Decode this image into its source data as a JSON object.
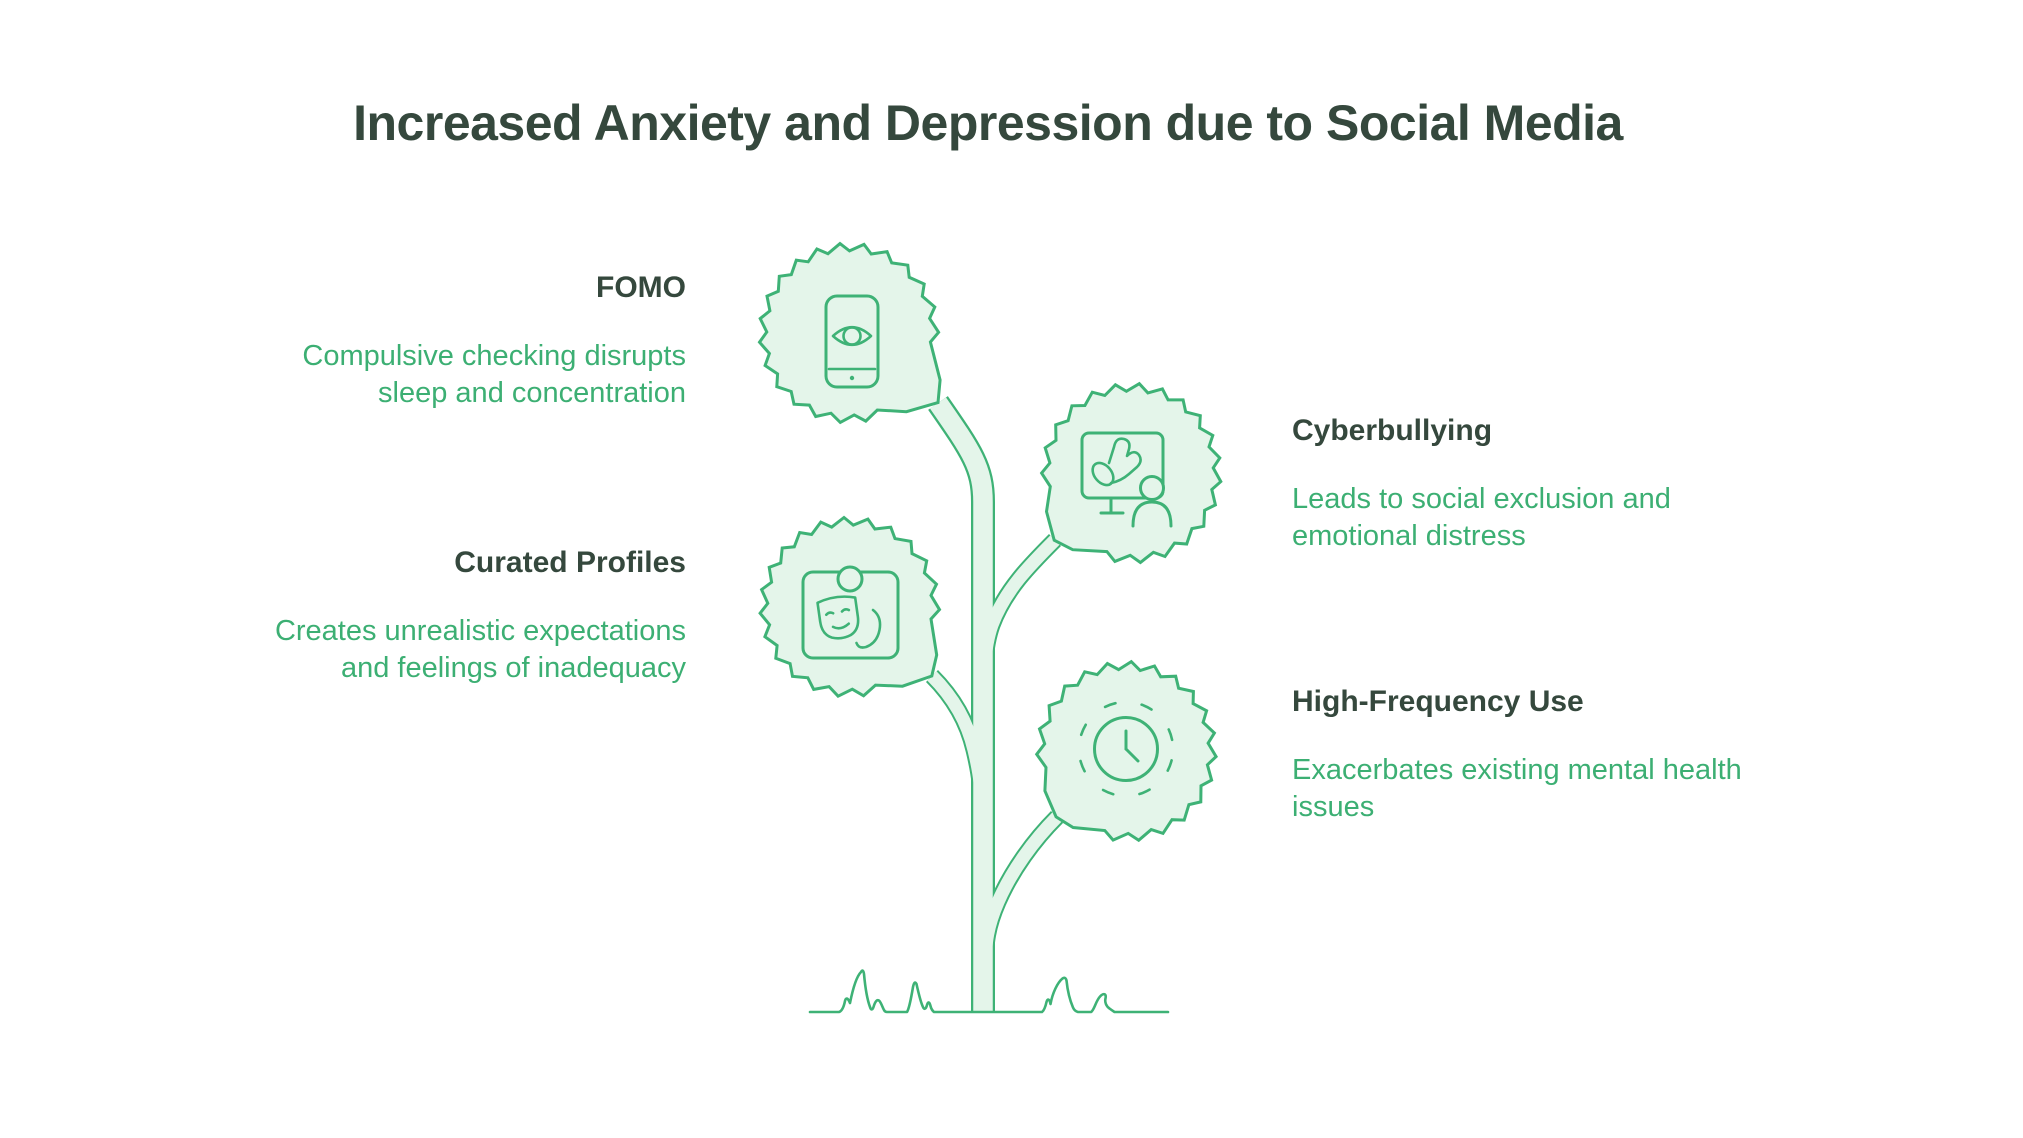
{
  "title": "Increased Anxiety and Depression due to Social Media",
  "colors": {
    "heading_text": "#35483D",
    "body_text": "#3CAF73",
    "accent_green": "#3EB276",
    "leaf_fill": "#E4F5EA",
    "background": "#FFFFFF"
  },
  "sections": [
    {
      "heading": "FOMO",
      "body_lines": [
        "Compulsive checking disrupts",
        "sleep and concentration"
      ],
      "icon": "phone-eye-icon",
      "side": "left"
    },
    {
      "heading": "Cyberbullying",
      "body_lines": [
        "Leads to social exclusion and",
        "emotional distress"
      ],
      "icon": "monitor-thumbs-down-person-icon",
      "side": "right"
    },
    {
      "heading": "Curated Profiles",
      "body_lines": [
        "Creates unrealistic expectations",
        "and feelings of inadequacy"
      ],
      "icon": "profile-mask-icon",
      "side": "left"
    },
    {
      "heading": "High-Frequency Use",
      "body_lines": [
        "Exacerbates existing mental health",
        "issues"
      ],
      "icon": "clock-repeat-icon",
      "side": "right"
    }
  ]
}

**DESCRIPTION OF THE TASK:** Copy every record character for character. Skip the pictures.

**FINAL RESULT:**
Decode this image into its source data as a JSON object.
{
  "title": "Increased Anxiety and Depression due to Social Media",
  "colors": {
    "heading_text": "#35483D",
    "body_text": "#3CAF73",
    "accent_green": "#3EB276",
    "leaf_fill": "#E4F5EA",
    "background": "#FFFFFF"
  },
  "sections": [
    {
      "heading": "FOMO",
      "body_lines": [
        "Compulsive checking disrupts",
        "sleep and concentration"
      ],
      "icon": "phone-eye-icon",
      "side": "left"
    },
    {
      "heading": "Cyberbullying",
      "body_lines": [
        "Leads to social exclusion and",
        "emotional distress"
      ],
      "icon": "monitor-thumbs-down-person-icon",
      "side": "right"
    },
    {
      "heading": "Curated Profiles",
      "body_lines": [
        "Creates unrealistic expectations",
        "and feelings of inadequacy"
      ],
      "icon": "profile-mask-icon",
      "side": "left"
    },
    {
      "heading": "High-Frequency Use",
      "body_lines": [
        "Exacerbates existing mental health",
        "issues"
      ],
      "icon": "clock-repeat-icon",
      "side": "right"
    }
  ]
}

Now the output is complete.